— begin Exercise materials —

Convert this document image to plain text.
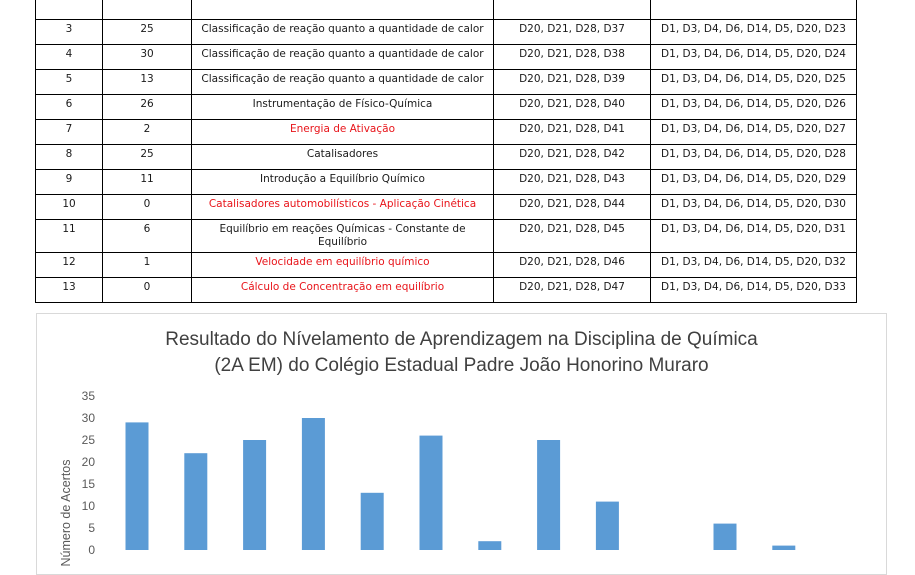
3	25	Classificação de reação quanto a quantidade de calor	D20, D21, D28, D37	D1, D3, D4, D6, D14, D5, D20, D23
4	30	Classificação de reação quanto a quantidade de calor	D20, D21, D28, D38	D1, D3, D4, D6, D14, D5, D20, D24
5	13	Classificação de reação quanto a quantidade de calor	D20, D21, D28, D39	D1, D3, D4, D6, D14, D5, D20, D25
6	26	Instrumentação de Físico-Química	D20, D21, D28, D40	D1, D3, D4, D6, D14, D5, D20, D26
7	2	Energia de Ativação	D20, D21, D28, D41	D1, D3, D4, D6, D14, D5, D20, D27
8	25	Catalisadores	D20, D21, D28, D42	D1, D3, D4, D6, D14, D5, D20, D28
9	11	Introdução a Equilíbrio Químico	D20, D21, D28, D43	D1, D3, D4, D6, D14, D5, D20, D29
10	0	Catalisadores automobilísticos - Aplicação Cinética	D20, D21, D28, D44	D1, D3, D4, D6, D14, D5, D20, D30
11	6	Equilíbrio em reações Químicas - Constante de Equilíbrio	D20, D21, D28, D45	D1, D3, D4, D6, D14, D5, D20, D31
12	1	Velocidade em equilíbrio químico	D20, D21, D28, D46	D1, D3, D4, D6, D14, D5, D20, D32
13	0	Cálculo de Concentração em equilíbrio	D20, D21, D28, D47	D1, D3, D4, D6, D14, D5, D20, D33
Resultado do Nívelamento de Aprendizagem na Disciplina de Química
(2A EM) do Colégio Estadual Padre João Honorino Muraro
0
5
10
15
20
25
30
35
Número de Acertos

— end Exercise materials —
— begin Exercise materials —

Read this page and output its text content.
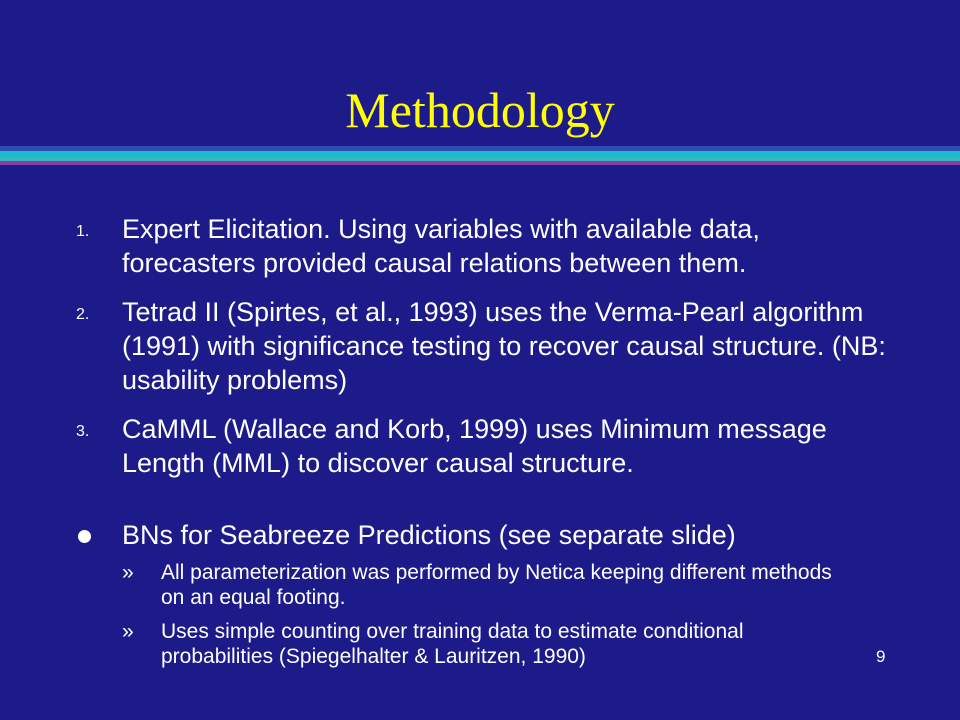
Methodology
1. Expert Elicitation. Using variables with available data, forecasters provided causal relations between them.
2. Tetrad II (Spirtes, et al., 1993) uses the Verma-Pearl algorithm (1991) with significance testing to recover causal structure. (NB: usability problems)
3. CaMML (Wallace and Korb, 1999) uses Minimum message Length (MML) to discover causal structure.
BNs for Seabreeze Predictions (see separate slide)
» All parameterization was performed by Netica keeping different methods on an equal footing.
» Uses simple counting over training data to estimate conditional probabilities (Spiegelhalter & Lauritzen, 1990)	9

— end Exercise materials —

_What is being asked_. Collect the lines of the data that carry the word "with".

_Written solution_.
1. Expert Elicitation. Using variables with available data, forecasters provided causal relations between them.
2. Tetrad II (Spirtes, et al., 1993) uses the Verma-Pearl algorithm (1991) with significance testing to recover causal structure. (NB: usability problems)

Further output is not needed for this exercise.